§ **Work to do**
Keep only the lines of the listing that include the word "screenshot", and copy them.

§ **Exercise input**
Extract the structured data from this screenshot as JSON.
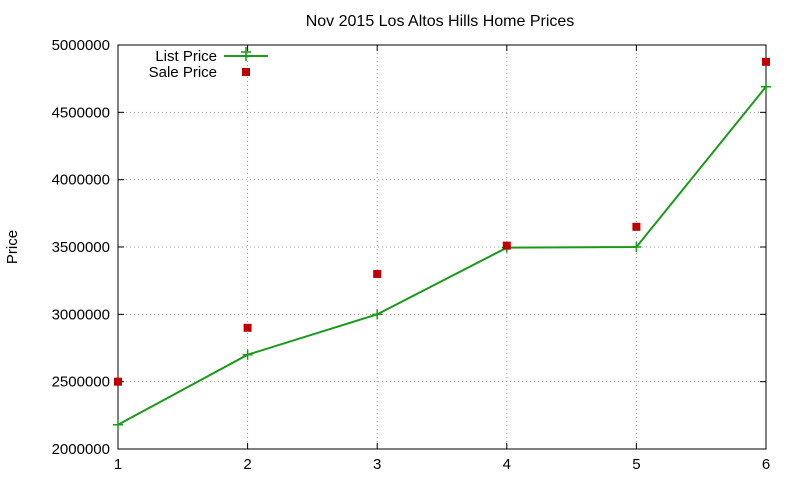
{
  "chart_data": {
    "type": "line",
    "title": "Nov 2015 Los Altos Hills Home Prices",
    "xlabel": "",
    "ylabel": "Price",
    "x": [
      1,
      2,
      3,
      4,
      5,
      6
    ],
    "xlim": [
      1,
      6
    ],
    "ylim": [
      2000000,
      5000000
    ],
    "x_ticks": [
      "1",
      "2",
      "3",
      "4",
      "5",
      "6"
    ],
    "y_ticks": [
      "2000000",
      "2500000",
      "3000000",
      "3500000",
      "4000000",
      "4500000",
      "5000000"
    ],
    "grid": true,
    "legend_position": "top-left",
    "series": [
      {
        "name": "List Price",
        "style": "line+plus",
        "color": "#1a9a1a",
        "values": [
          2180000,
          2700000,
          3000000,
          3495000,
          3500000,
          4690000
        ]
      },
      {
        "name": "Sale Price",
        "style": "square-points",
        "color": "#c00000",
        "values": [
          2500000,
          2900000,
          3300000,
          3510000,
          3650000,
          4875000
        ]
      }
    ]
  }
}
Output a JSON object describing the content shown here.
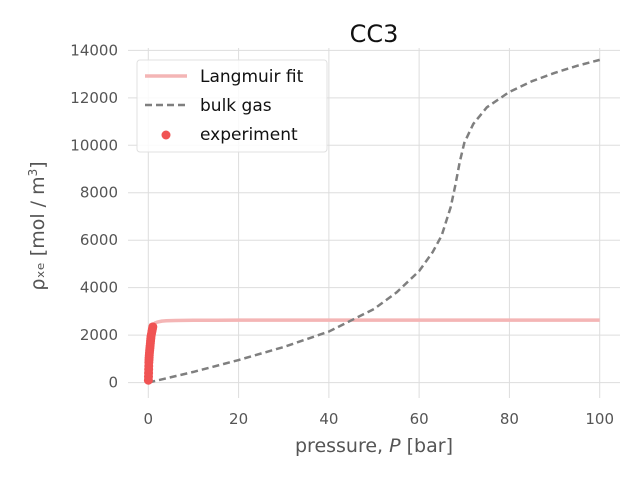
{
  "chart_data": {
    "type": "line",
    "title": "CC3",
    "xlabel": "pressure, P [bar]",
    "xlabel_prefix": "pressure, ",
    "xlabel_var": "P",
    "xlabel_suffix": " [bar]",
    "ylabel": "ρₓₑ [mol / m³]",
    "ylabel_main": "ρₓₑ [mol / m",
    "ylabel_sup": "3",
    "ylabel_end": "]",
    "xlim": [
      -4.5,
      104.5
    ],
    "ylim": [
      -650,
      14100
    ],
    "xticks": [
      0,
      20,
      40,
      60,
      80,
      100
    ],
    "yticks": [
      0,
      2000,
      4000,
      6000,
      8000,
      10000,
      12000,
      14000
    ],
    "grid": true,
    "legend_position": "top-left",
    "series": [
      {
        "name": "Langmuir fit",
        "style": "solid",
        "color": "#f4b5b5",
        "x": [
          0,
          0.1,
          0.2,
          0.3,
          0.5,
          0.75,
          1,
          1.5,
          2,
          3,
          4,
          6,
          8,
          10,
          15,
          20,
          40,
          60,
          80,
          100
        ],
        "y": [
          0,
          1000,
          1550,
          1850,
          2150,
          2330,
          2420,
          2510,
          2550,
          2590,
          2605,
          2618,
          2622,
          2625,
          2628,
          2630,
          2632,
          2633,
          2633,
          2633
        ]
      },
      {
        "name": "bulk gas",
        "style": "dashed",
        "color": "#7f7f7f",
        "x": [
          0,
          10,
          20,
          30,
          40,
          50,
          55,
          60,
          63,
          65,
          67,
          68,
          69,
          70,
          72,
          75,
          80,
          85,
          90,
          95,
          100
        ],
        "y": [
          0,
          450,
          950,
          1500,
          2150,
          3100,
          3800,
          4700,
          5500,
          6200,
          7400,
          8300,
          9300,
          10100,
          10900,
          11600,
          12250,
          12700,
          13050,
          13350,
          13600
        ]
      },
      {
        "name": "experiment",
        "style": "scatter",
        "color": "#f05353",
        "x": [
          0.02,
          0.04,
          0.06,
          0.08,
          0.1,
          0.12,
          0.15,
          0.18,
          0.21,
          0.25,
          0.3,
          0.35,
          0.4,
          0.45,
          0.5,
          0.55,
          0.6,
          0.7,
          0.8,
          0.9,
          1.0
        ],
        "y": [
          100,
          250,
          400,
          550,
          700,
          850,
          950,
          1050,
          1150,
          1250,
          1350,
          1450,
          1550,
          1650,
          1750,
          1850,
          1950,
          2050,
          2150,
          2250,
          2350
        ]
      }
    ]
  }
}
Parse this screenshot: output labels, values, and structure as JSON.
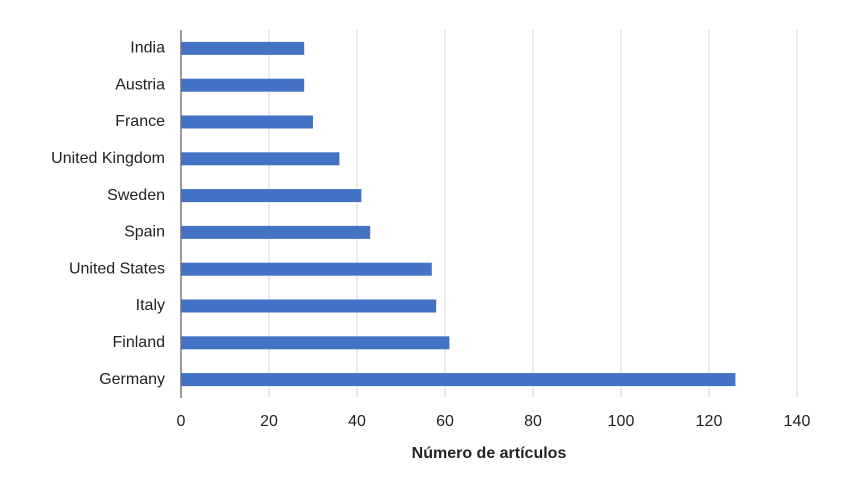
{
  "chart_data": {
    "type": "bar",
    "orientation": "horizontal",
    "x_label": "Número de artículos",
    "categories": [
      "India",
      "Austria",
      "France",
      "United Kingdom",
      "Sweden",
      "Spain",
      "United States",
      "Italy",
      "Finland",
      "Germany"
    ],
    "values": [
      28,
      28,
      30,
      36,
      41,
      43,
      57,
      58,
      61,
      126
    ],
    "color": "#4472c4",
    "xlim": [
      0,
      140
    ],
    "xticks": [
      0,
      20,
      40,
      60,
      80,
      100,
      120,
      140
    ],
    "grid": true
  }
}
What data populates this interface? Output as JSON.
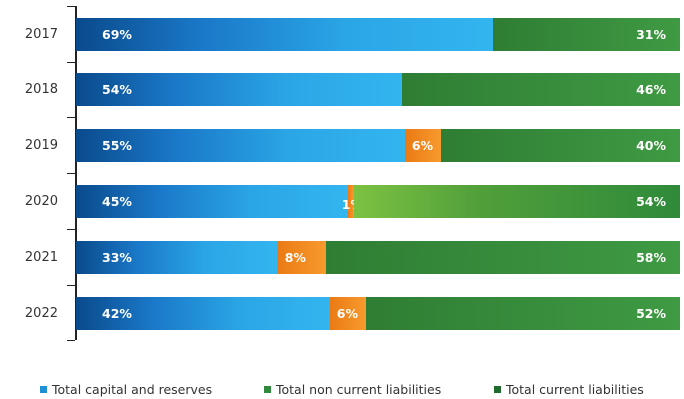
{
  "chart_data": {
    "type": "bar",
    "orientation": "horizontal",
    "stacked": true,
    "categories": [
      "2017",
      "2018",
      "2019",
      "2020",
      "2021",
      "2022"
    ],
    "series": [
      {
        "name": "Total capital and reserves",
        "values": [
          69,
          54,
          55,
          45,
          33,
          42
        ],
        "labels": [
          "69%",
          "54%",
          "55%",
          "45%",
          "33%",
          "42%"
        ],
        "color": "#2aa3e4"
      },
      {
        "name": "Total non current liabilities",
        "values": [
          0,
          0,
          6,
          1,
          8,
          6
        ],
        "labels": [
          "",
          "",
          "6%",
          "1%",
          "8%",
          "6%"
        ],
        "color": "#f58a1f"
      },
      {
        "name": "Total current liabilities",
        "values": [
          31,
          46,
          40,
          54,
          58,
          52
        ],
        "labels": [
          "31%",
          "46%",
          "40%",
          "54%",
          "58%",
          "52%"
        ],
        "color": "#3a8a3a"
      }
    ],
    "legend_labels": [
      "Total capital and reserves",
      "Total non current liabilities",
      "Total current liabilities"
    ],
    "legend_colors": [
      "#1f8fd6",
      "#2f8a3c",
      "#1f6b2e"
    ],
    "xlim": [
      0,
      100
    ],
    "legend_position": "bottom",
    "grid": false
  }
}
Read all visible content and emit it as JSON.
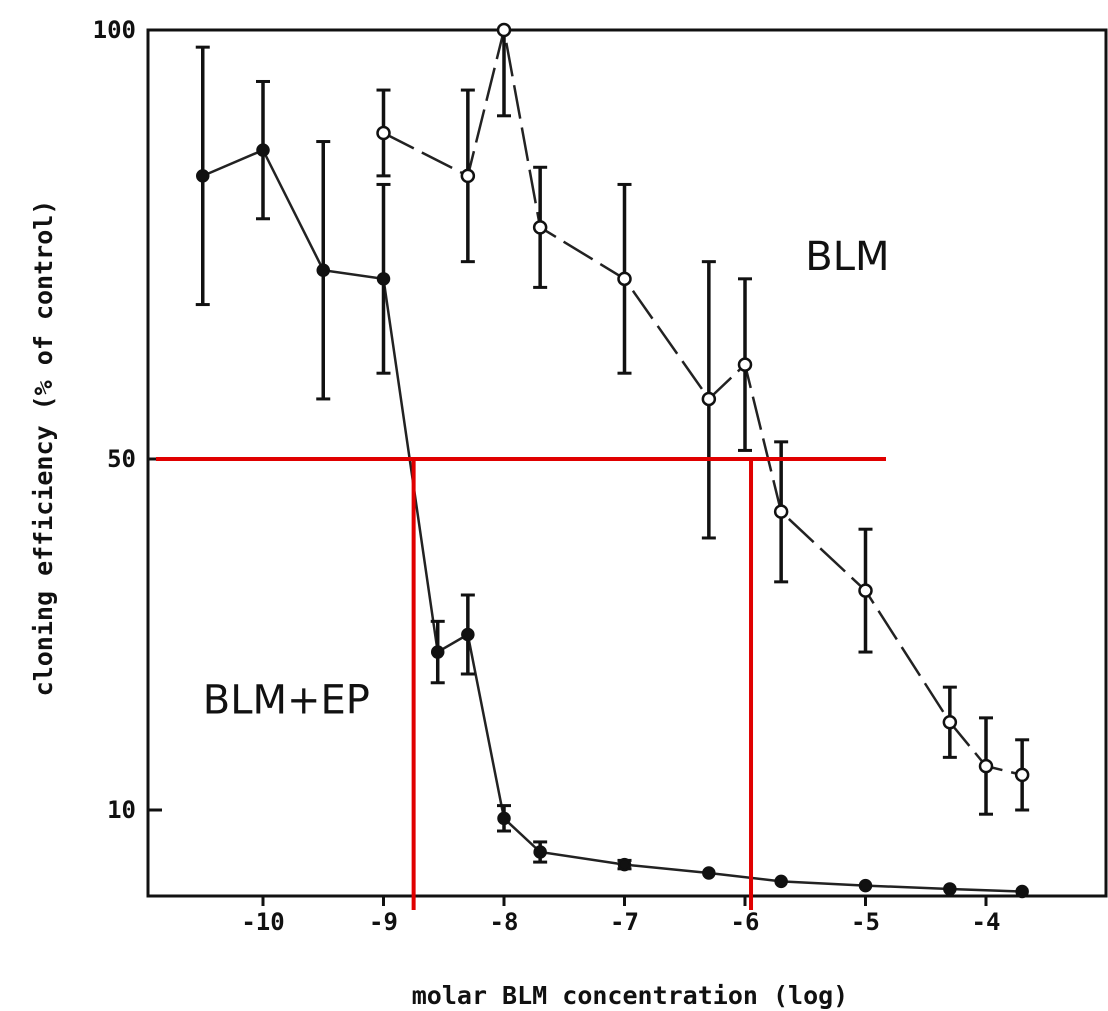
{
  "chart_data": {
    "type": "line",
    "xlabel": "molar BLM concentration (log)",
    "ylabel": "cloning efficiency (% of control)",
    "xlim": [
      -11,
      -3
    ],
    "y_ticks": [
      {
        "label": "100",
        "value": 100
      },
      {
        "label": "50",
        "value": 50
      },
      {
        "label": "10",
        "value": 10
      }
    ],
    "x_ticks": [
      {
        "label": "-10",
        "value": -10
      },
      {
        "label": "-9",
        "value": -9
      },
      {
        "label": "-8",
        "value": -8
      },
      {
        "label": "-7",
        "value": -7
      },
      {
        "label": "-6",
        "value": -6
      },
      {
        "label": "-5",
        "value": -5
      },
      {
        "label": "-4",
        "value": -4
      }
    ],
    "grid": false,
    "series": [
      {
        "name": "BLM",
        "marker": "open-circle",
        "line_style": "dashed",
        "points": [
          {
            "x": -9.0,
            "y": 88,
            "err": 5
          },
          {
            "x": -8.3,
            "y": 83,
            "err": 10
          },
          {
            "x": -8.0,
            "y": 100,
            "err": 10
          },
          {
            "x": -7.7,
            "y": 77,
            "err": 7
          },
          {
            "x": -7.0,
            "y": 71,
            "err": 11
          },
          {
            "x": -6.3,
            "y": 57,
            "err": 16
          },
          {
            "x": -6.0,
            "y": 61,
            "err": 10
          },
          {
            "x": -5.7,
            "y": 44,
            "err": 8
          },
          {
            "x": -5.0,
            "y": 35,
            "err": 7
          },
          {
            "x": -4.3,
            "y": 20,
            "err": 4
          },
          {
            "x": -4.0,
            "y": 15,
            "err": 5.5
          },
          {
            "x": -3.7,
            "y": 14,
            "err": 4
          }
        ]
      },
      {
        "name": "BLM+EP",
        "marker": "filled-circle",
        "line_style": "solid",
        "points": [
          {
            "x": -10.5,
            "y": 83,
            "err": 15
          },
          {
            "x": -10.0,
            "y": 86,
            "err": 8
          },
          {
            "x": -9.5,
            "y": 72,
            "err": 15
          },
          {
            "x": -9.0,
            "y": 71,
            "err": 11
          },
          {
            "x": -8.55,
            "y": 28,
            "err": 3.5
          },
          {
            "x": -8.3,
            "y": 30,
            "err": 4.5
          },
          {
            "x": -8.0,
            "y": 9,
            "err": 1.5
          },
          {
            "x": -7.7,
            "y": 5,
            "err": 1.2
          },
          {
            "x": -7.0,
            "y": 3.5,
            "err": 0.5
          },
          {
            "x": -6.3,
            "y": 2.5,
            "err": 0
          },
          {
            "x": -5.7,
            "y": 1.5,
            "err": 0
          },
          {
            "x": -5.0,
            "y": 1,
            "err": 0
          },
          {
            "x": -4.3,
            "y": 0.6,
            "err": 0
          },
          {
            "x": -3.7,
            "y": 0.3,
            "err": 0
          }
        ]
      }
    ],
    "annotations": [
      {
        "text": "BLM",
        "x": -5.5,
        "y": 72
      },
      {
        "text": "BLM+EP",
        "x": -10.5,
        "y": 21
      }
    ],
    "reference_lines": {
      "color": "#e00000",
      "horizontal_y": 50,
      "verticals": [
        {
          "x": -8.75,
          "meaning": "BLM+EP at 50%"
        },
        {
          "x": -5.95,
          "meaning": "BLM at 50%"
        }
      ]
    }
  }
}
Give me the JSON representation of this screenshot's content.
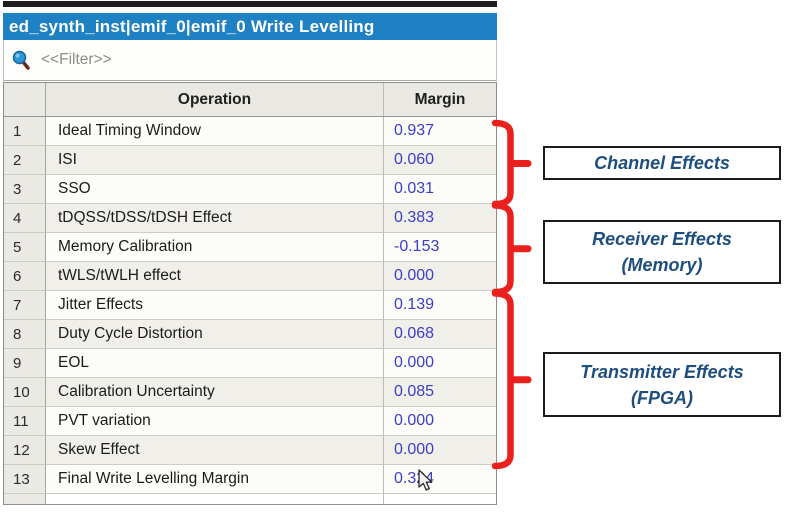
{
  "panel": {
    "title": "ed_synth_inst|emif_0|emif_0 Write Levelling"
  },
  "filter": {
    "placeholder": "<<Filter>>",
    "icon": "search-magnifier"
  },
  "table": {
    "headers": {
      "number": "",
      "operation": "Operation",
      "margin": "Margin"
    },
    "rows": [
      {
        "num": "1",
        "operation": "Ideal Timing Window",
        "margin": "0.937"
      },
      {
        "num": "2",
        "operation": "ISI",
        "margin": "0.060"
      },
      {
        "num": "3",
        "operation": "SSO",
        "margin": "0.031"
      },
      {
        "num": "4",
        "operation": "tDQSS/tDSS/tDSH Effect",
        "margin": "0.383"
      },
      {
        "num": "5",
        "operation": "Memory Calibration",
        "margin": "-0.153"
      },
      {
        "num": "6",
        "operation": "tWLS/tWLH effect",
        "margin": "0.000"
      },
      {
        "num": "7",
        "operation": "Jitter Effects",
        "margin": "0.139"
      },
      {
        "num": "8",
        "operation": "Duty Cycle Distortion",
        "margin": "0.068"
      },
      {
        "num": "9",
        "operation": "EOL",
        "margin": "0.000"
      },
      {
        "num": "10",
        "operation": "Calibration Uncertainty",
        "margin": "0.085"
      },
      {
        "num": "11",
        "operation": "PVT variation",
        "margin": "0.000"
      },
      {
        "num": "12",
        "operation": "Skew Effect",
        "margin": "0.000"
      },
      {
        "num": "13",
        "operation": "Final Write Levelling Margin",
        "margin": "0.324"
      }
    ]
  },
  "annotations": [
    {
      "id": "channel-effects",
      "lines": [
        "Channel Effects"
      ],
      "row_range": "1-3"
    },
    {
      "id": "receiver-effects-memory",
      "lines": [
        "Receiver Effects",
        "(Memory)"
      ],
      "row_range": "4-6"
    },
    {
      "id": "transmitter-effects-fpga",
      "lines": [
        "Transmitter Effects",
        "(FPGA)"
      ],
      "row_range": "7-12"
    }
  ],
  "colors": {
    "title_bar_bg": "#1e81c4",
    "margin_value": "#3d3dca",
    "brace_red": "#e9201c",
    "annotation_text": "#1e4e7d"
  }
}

§ **Exercise output**
Extract the structured data from this screenshot as JSON.
Parse this screenshot: output labels, values, and structure as JSON.
Give me the JSON representation of this screenshot's content.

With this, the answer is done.